#### Task instructions
Make an exact copy of the records, with the images left out.

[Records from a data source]
----

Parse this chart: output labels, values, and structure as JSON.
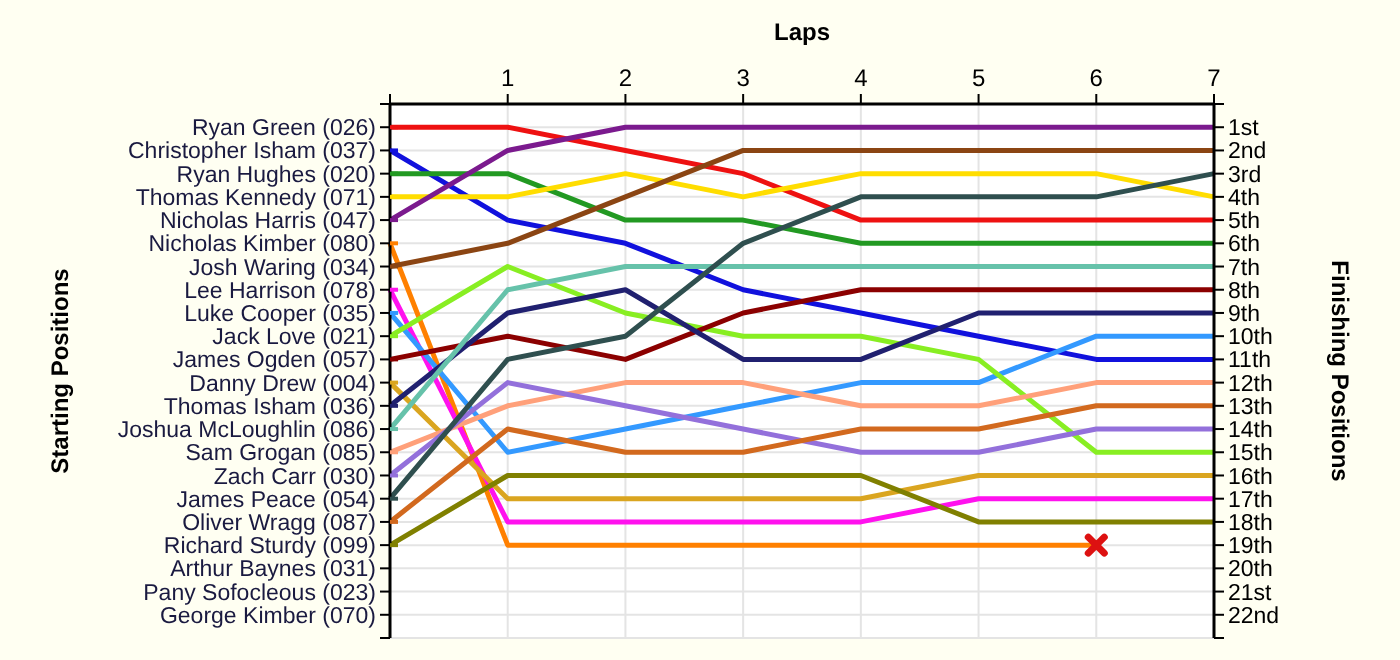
{
  "chart_data": {
    "type": "line",
    "title": "Laps",
    "legend_title": "Starting Positions",
    "ylabel": "Finishing Positions",
    "legend": "left",
    "annotations": [
      "Arthur Baynes (031)",
      "Pany Sofocleous (023)",
      "George Kimber (070)"
    ],
    "x": [
      0,
      1,
      2,
      3,
      4,
      5,
      6,
      7
    ],
    "xlim": [
      0,
      7
    ],
    "xticks": [
      {
        "value": 0,
        "label": null
      },
      1,
      2,
      3,
      4,
      5,
      6,
      7
    ],
    "ylim": [
      23,
      0
    ],
    "yticks": [
      {
        "value": 0,
        "label": null
      },
      {
        "value": 1,
        "label": "1st"
      },
      {
        "value": 2,
        "label": "2nd"
      },
      {
        "value": 3,
        "label": "3rd"
      },
      {
        "value": 4,
        "label": "4th"
      },
      {
        "value": 5,
        "label": "5th"
      },
      {
        "value": 6,
        "label": "6th"
      },
      {
        "value": 7,
        "label": "7th"
      },
      {
        "value": 8,
        "label": "8th"
      },
      {
        "value": 9,
        "label": "9th"
      },
      {
        "value": 10,
        "label": "10th"
      },
      {
        "value": 11,
        "label": "11th"
      },
      {
        "value": 12,
        "label": "12th"
      },
      {
        "value": 13,
        "label": "13th"
      },
      {
        "value": 14,
        "label": "14th"
      },
      {
        "value": 15,
        "label": "15th"
      },
      {
        "value": 16,
        "label": "16th"
      },
      {
        "value": 17,
        "label": "17th"
      },
      {
        "value": 18,
        "label": "18th"
      },
      {
        "value": 19,
        "label": "19th"
      },
      {
        "value": 20,
        "label": "20th"
      },
      {
        "value": 21,
        "label": "21st"
      },
      {
        "value": 22,
        "label": "22nd"
      },
      {
        "value": 23,
        "label": null
      }
    ],
    "grid": true,
    "marker": "none",
    "line_style": "solid",
    "series": [
      {
        "name": "Ryan Green (026)",
        "color": "#ee1111",
        "values": [
          1,
          1,
          2,
          3,
          5,
          5,
          5,
          5
        ]
      },
      {
        "name": "Christopher Isham (037)",
        "color": "#1111dd",
        "values": [
          2,
          5,
          6,
          8,
          9,
          10,
          11,
          11
        ]
      },
      {
        "name": "Ryan Hughes (020)",
        "color": "#229922",
        "values": [
          3,
          3,
          5,
          5,
          6,
          6,
          6,
          6
        ]
      },
      {
        "name": "Thomas Kennedy (071)",
        "color": "#ffdd00",
        "values": [
          4,
          4,
          3,
          4,
          3,
          3,
          3,
          4
        ]
      },
      {
        "name": "Nicholas Harris (047)",
        "color": "#7b1a8e",
        "values": [
          5,
          2,
          1,
          1,
          1,
          1,
          1,
          1
        ]
      },
      {
        "name": "Nicholas Kimber (080)",
        "color": "#ff8000",
        "values": [
          6,
          19,
          19,
          19,
          19,
          19,
          19,
          null
        ]
      },
      {
        "name": "Josh Waring (034)",
        "color": "#8b4513",
        "values": [
          7,
          6,
          4,
          2,
          2,
          2,
          2,
          2
        ]
      },
      {
        "name": "Lee Harrison (078)",
        "color": "#ff11ee",
        "values": [
          8,
          18,
          18,
          18,
          18,
          17,
          17,
          17
        ]
      },
      {
        "name": "Luke Cooper (035)",
        "color": "#3399ff",
        "values": [
          9,
          15,
          14,
          13,
          12,
          12,
          10,
          10
        ]
      },
      {
        "name": "Jack Love (021)",
        "color": "#88ee22",
        "values": [
          10,
          7,
          9,
          10,
          10,
          11,
          15,
          15
        ]
      },
      {
        "name": "James Ogden (057)",
        "color": "#8b0000",
        "values": [
          11,
          10,
          11,
          9,
          8,
          8,
          8,
          8
        ]
      },
      {
        "name": "Danny Drew (004)",
        "color": "#daa520",
        "values": [
          12,
          17,
          17,
          17,
          17,
          16,
          16,
          16
        ]
      },
      {
        "name": "Thomas Isham (036)",
        "color": "#202070",
        "values": [
          13,
          9,
          8,
          11,
          11,
          9,
          9,
          9
        ]
      },
      {
        "name": "Joshua McLoughlin (086)",
        "color": "#66c2aa",
        "values": [
          14,
          8,
          7,
          7,
          7,
          7,
          7,
          7
        ]
      },
      {
        "name": "Sam Grogan (085)",
        "color": "#ffa07a",
        "values": [
          15,
          13,
          12,
          12,
          13,
          13,
          12,
          12
        ]
      },
      {
        "name": "Zach Carr (030)",
        "color": "#9370db",
        "values": [
          16,
          12,
          13,
          14,
          15,
          15,
          14,
          14
        ]
      },
      {
        "name": "James Peace (054)",
        "color": "#2f4f4f",
        "values": [
          17,
          11,
          10,
          6,
          4,
          4,
          4,
          3
        ]
      },
      {
        "name": "Oliver Wragg (087)",
        "color": "#d2691e",
        "values": [
          18,
          14,
          15,
          15,
          14,
          14,
          13,
          13
        ]
      },
      {
        "name": "Richard Sturdy (099)",
        "color": "#808000",
        "values": [
          19,
          16,
          16,
          16,
          16,
          18,
          18,
          18
        ]
      },
      {
        "type": "scatter",
        "marker": "cross",
        "color": "#dd1111",
        "x": [
          6
        ],
        "values": [
          19
        ]
      }
    ]
  }
}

----

#### Correct result
Parse this chart: output labels, values, and structure as JSON.
{
  "chart_data": {
    "type": "line",
    "title": "Laps",
    "legend_title": "Starting Positions",
    "ylabel": "Finishing Positions",
    "legend": "left",
    "annotations": [
      "Arthur Baynes (031)",
      "Pany Sofocleous (023)",
      "George Kimber (070)"
    ],
    "x": [
      0,
      1,
      2,
      3,
      4,
      5,
      6,
      7
    ],
    "xlim": [
      0,
      7
    ],
    "xticks": [
      {
        "value": 0,
        "label": null
      },
      1,
      2,
      3,
      4,
      5,
      6,
      7
    ],
    "ylim": [
      23,
      0
    ],
    "yticks": [
      {
        "value": 0,
        "label": null
      },
      {
        "value": 1,
        "label": "1st"
      },
      {
        "value": 2,
        "label": "2nd"
      },
      {
        "value": 3,
        "label": "3rd"
      },
      {
        "value": 4,
        "label": "4th"
      },
      {
        "value": 5,
        "label": "5th"
      },
      {
        "value": 6,
        "label": "6th"
      },
      {
        "value": 7,
        "label": "7th"
      },
      {
        "value": 8,
        "label": "8th"
      },
      {
        "value": 9,
        "label": "9th"
      },
      {
        "value": 10,
        "label": "10th"
      },
      {
        "value": 11,
        "label": "11th"
      },
      {
        "value": 12,
        "label": "12th"
      },
      {
        "value": 13,
        "label": "13th"
      },
      {
        "value": 14,
        "label": "14th"
      },
      {
        "value": 15,
        "label": "15th"
      },
      {
        "value": 16,
        "label": "16th"
      },
      {
        "value": 17,
        "label": "17th"
      },
      {
        "value": 18,
        "label": "18th"
      },
      {
        "value": 19,
        "label": "19th"
      },
      {
        "value": 20,
        "label": "20th"
      },
      {
        "value": 21,
        "label": "21st"
      },
      {
        "value": 22,
        "label": "22nd"
      },
      {
        "value": 23,
        "label": null
      }
    ],
    "grid": true,
    "marker": "none",
    "line_style": "solid",
    "series": [
      {
        "name": "Ryan Green (026)",
        "color": "#ee1111",
        "values": [
          1,
          1,
          2,
          3,
          5,
          5,
          5,
          5
        ]
      },
      {
        "name": "Christopher Isham (037)",
        "color": "#1111dd",
        "values": [
          2,
          5,
          6,
          8,
          9,
          10,
          11,
          11
        ]
      },
      {
        "name": "Ryan Hughes (020)",
        "color": "#229922",
        "values": [
          3,
          3,
          5,
          5,
          6,
          6,
          6,
          6
        ]
      },
      {
        "name": "Thomas Kennedy (071)",
        "color": "#ffdd00",
        "values": [
          4,
          4,
          3,
          4,
          3,
          3,
          3,
          4
        ]
      },
      {
        "name": "Nicholas Harris (047)",
        "color": "#7b1a8e",
        "values": [
          5,
          2,
          1,
          1,
          1,
          1,
          1,
          1
        ]
      },
      {
        "name": "Nicholas Kimber (080)",
        "color": "#ff8000",
        "values": [
          6,
          19,
          19,
          19,
          19,
          19,
          19,
          null
        ]
      },
      {
        "name": "Josh Waring (034)",
        "color": "#8b4513",
        "values": [
          7,
          6,
          4,
          2,
          2,
          2,
          2,
          2
        ]
      },
      {
        "name": "Lee Harrison (078)",
        "color": "#ff11ee",
        "values": [
          8,
          18,
          18,
          18,
          18,
          17,
          17,
          17
        ]
      },
      {
        "name": "Luke Cooper (035)",
        "color": "#3399ff",
        "values": [
          9,
          15,
          14,
          13,
          12,
          12,
          10,
          10
        ]
      },
      {
        "name": "Jack Love (021)",
        "color": "#88ee22",
        "values": [
          10,
          7,
          9,
          10,
          10,
          11,
          15,
          15
        ]
      },
      {
        "name": "James Ogden (057)",
        "color": "#8b0000",
        "values": [
          11,
          10,
          11,
          9,
          8,
          8,
          8,
          8
        ]
      },
      {
        "name": "Danny Drew (004)",
        "color": "#daa520",
        "values": [
          12,
          17,
          17,
          17,
          17,
          16,
          16,
          16
        ]
      },
      {
        "name": "Thomas Isham (036)",
        "color": "#202070",
        "values": [
          13,
          9,
          8,
          11,
          11,
          9,
          9,
          9
        ]
      },
      {
        "name": "Joshua McLoughlin (086)",
        "color": "#66c2aa",
        "values": [
          14,
          8,
          7,
          7,
          7,
          7,
          7,
          7
        ]
      },
      {
        "name": "Sam Grogan (085)",
        "color": "#ffa07a",
        "values": [
          15,
          13,
          12,
          12,
          13,
          13,
          12,
          12
        ]
      },
      {
        "name": "Zach Carr (030)",
        "color": "#9370db",
        "values": [
          16,
          12,
          13,
          14,
          15,
          15,
          14,
          14
        ]
      },
      {
        "name": "James Peace (054)",
        "color": "#2f4f4f",
        "values": [
          17,
          11,
          10,
          6,
          4,
          4,
          4,
          3
        ]
      },
      {
        "name": "Oliver Wragg (087)",
        "color": "#d2691e",
        "values": [
          18,
          14,
          15,
          15,
          14,
          14,
          13,
          13
        ]
      },
      {
        "name": "Richard Sturdy (099)",
        "color": "#808000",
        "values": [
          19,
          16,
          16,
          16,
          16,
          18,
          18,
          18
        ]
      },
      {
        "type": "scatter",
        "marker": "cross",
        "color": "#dd1111",
        "x": [
          6
        ],
        "values": [
          19
        ]
      }
    ]
  }
}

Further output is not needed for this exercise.